§ **Your objective**: Here is the task for the listing below: output exactly the lines from the one containing "What's the underlying" through the one containing "What data populates", and leave out the pictures.

-- start Input rows --

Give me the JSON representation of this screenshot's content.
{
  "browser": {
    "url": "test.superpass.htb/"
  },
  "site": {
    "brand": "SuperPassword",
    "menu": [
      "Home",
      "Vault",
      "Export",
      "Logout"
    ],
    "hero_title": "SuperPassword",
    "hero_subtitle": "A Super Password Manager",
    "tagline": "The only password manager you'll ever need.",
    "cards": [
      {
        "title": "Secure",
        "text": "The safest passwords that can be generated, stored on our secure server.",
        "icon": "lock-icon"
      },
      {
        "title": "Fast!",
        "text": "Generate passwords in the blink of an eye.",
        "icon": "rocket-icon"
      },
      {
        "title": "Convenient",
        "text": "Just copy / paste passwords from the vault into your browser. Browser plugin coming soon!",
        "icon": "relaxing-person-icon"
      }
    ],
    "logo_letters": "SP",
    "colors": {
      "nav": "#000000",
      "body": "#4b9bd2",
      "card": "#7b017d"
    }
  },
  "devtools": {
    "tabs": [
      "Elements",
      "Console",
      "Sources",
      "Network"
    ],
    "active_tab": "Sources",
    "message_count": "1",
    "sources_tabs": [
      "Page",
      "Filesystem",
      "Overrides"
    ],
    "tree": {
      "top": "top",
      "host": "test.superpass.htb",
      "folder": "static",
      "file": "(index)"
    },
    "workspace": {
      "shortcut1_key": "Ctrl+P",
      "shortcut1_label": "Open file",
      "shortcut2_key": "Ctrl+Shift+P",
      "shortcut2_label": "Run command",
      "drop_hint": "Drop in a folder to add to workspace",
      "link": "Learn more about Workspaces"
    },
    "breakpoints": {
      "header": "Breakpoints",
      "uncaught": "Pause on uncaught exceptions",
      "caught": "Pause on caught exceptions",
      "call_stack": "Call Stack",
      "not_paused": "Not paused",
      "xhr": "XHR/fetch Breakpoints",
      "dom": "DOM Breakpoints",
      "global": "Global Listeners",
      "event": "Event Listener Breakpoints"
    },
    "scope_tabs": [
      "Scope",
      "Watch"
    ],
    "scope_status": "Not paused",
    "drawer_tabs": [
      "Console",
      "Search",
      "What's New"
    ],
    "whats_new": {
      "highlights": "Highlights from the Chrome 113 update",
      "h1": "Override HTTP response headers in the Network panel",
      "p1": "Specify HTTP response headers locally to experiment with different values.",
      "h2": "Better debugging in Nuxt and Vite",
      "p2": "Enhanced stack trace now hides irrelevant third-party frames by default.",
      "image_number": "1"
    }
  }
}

-- end Input rows --
-- start Input rows --

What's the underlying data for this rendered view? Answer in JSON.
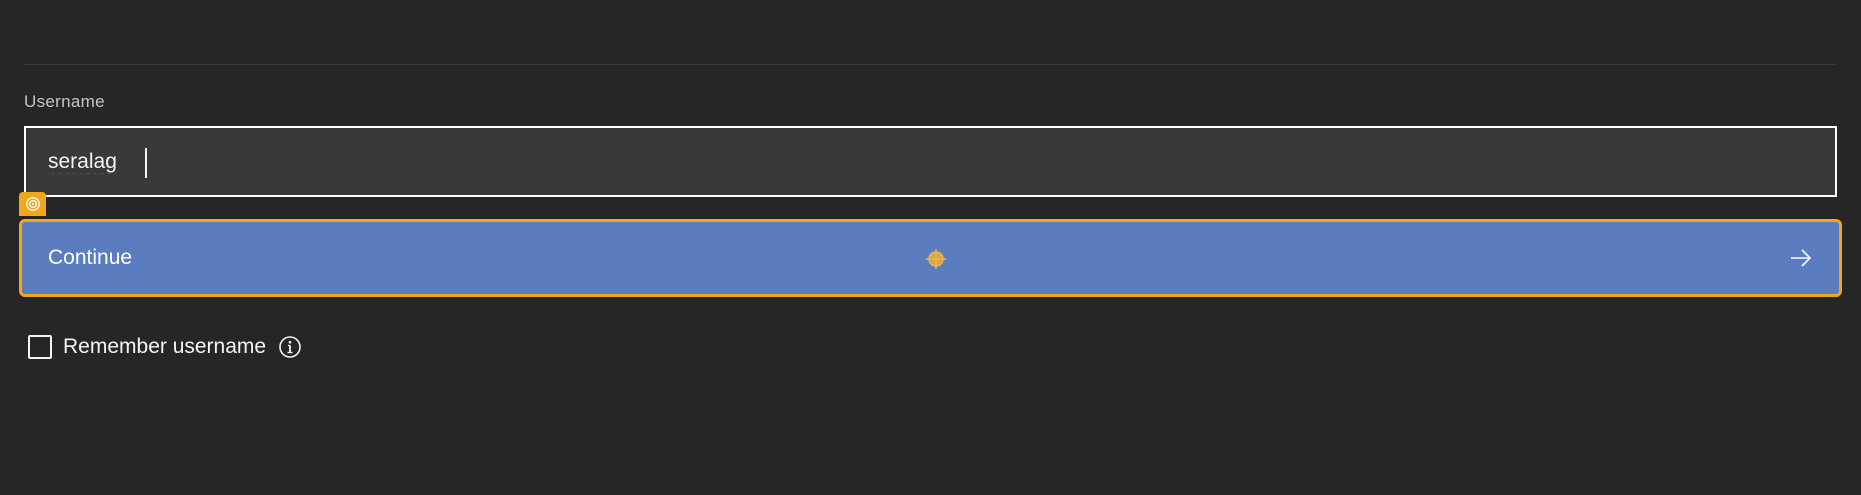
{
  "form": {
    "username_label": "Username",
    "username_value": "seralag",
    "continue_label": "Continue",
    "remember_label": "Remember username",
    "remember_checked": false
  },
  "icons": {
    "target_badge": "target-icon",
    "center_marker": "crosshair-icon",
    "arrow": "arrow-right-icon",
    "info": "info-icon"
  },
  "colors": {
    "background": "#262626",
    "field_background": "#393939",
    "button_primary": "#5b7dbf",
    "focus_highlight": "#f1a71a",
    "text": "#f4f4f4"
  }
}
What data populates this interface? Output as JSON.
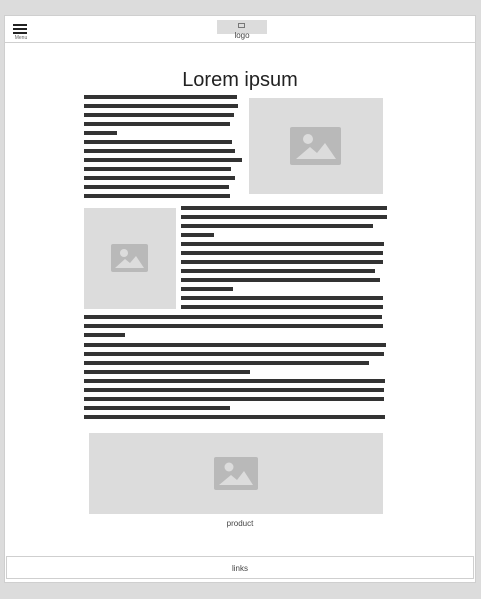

-- end Input rows --
-- start Input rows --

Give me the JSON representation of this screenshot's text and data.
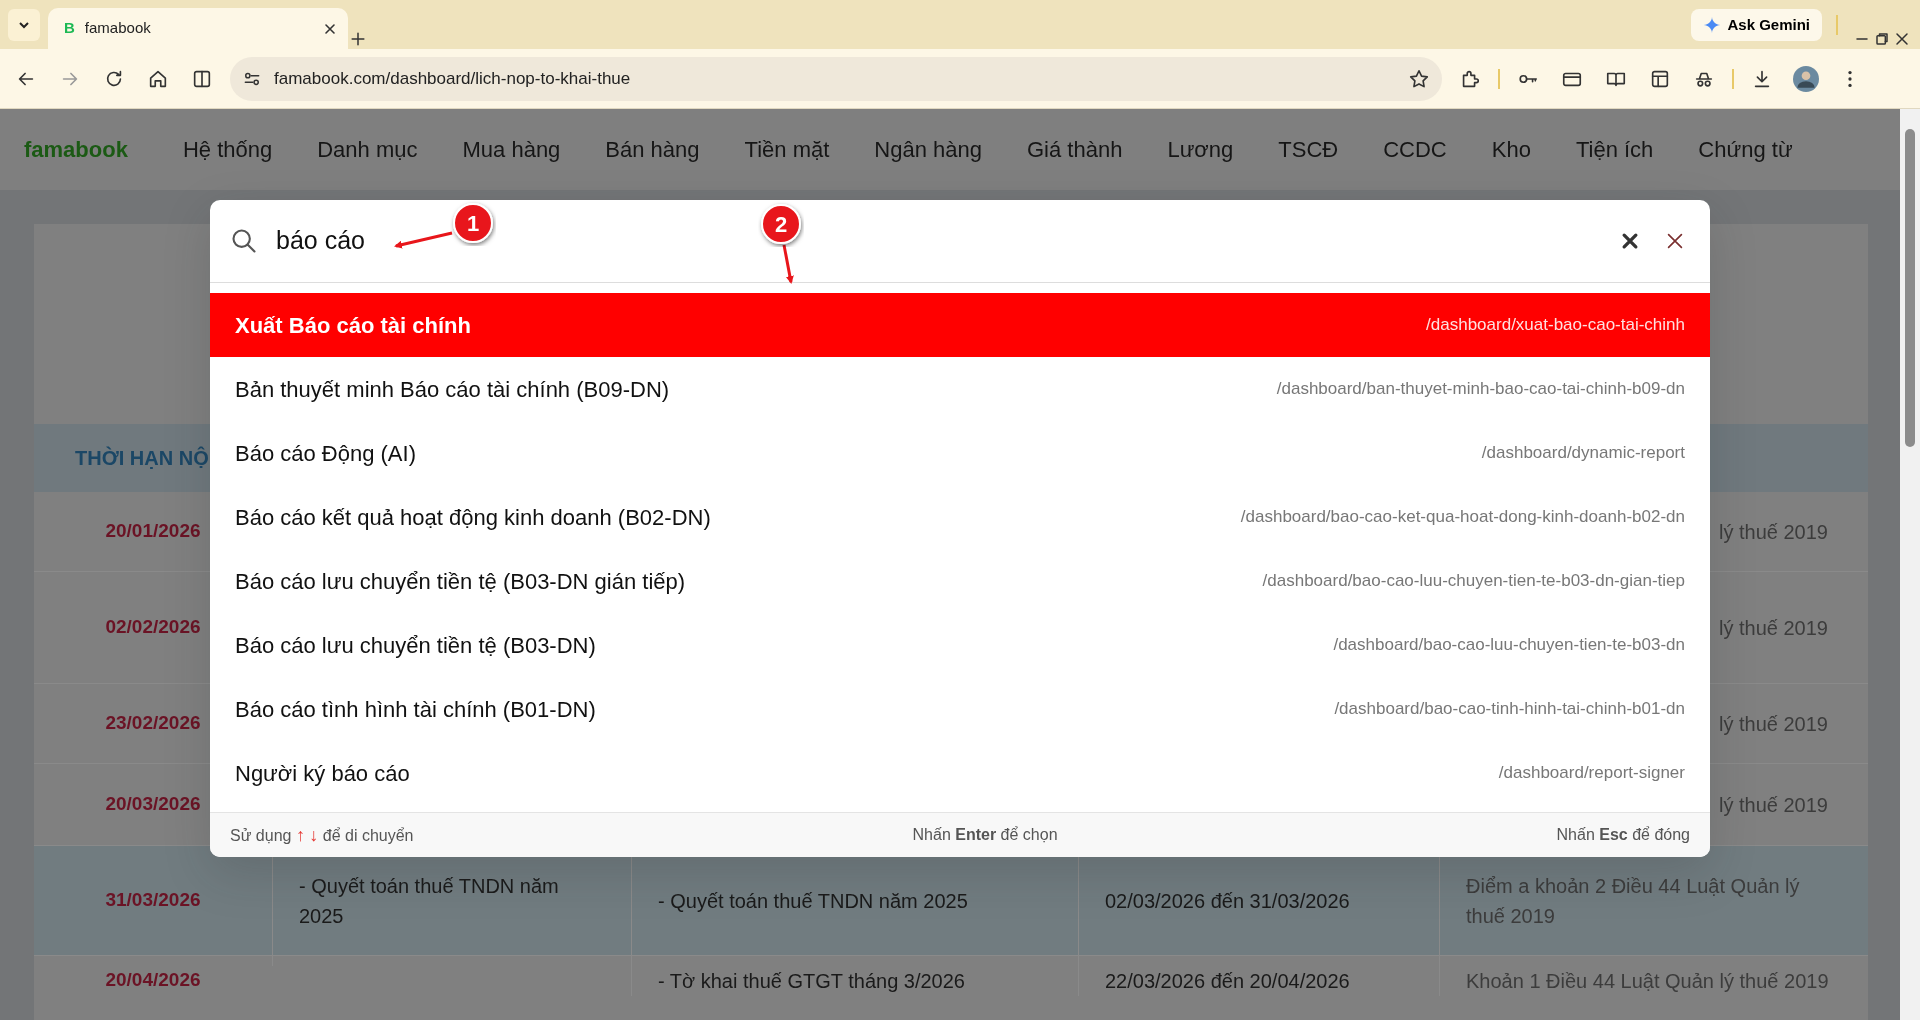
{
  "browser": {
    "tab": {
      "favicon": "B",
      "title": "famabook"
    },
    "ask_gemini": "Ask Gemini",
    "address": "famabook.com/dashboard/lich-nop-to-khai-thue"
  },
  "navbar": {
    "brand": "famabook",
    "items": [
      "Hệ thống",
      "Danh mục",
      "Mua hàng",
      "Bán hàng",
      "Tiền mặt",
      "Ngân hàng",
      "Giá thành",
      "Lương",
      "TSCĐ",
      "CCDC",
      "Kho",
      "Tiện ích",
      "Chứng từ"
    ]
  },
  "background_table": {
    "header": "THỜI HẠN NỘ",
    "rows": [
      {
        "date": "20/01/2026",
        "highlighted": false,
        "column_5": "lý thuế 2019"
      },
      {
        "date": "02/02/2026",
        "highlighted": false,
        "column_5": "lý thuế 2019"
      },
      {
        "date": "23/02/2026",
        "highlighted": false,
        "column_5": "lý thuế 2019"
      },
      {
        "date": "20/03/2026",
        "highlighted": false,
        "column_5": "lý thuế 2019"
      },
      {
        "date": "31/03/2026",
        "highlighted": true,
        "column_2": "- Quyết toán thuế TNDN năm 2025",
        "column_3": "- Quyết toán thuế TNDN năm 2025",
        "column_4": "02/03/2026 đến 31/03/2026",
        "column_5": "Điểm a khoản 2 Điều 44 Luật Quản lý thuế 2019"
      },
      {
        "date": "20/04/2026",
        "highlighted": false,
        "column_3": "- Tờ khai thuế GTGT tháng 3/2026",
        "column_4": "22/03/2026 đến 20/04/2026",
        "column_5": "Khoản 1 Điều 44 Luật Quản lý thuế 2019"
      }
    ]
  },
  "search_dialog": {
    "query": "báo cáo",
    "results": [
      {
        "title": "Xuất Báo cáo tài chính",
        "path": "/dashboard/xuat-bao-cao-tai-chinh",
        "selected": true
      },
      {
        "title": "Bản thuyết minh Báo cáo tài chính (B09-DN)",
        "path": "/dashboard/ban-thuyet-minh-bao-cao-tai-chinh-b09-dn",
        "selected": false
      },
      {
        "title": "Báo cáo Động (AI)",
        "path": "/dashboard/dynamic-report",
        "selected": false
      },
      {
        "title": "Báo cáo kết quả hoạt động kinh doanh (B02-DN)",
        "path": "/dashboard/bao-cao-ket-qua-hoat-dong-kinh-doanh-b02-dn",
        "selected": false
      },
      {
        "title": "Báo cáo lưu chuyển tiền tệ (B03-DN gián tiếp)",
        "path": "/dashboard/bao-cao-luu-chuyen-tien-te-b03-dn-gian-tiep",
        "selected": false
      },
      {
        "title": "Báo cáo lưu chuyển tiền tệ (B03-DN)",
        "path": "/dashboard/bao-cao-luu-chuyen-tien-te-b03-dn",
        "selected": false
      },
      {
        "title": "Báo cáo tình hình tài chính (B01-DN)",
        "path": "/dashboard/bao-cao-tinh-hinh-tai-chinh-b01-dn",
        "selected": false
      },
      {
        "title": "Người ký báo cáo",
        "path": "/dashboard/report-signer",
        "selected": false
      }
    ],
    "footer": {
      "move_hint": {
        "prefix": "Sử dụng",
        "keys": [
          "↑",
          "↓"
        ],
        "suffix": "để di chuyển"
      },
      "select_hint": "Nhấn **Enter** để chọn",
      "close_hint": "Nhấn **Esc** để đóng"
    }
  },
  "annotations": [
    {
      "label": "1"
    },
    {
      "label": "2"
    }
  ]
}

-- end Input rows --

§ **Completed exercise**:
What's the underlying data for this rendered view? Answer in JSON.
{
  "form": {
    "username_label": "Username",
    "username_value": "seralag",
    "continue_label": "Continue",
    "remember_label": "Remember username",
    "remember_checked": false
  },
  "icons": {
    "target_badge": "target-icon",
    "center_marker": "crosshair-icon",
    "arrow": "arrow-right-icon",
    "info": "info-icon"
  },
  "colors": {
    "background": "#262626",
    "field_background": "#393939",
    "button_primary": "#5b7dbf",
    "focus_highlight": "#f1a71a",
    "text": "#f4f4f4"
  }
}
What data populates this interface? Output as JSON.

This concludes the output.